[START EXERCISE DATA]

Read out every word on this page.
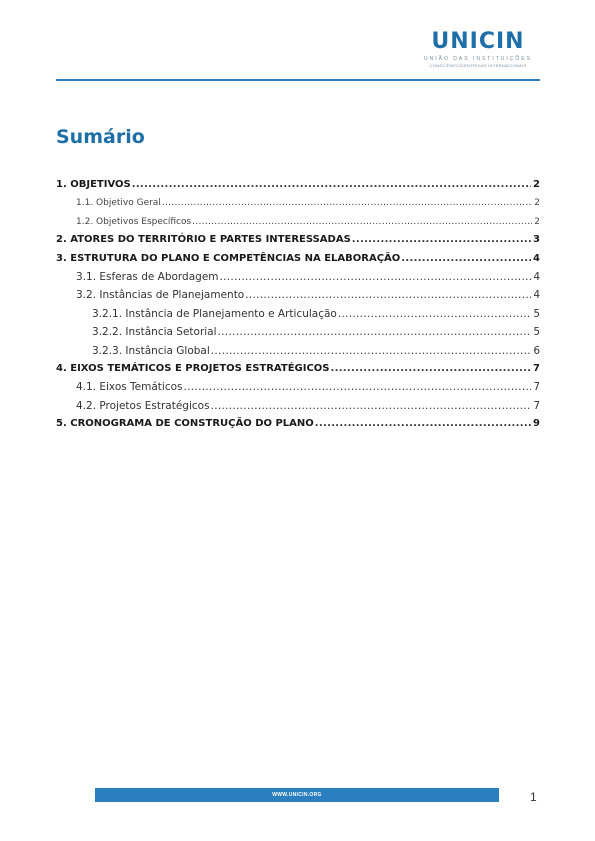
UNICIN
UNIÃO DAS INSTITUIÇÕES
CONSCIENCIOCÊNTRICAS INTERNACIONAIS
Sumário
1. OBJETIVOS .....	2
1.1. Objetivo Geral .....	2
1.2. Objetivos Específicos .....	2
2. ATORES DO TERRITÓRIO E PARTES INTERESSADAS .....	3
3. ESTRUTURA DO PLANO E COMPETÊNCIAS NA ELABORAÇÃO .....	4
3.1. Esferas de Abordagem .....	4
3.2. Instâncias de Planejamento .....	4
3.2.1. Instância de Planejamento e Articulação .....	5
3.2.2. Instância Setorial .....	5
3.2.3. Instância Global .....	6
4. EIXOS TEMÁTICOS E PROJETOS ESTRATÉGICOS .....	7
4.1. Eixos Temáticos .....	7
4.2. Projetos Estratégicos .....	7
5. CRONOGRAMA DE CONSTRUÇÃO DO PLANO .....	9
WWW.UNICIN.ORG	1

[END EXERCISE DATA]

Transcribe all the lines above exactly, apart from the pictures.

• **TASK RESPONSE**:
Read out every word on this page.
UNICIN
UNIÃO DAS INSTITUIÇÕES
CONSCIENCIOCÊNTRICAS INTERNACIONAIS
Sumário
1. OBJETIVOS .....	2
1.1. Objetivo Geral .....	2
1.2. Objetivos Específicos .....	2
2. ATORES DO TERRITÓRIO E PARTES INTERESSADAS .....	3
3. ESTRUTURA DO PLANO E COMPETÊNCIAS NA ELABORAÇÃO .....	4
3.1. Esferas de Abordagem .....	4
3.2. Instâncias de Planejamento .....	4
3.2.1. Instância de Planejamento e Articulação .....	5
3.2.2. Instância Setorial .....	5
3.2.3. Instância Global .....	6
4. EIXOS TEMÁTICOS E PROJETOS ESTRATÉGICOS .....	7
4.1. Eixos Temáticos .....	7
4.2. Projetos Estratégicos .....	7
5. CRONOGRAMA DE CONSTRUÇÃO DO PLANO .....	9
WWW.UNICIN.ORG	1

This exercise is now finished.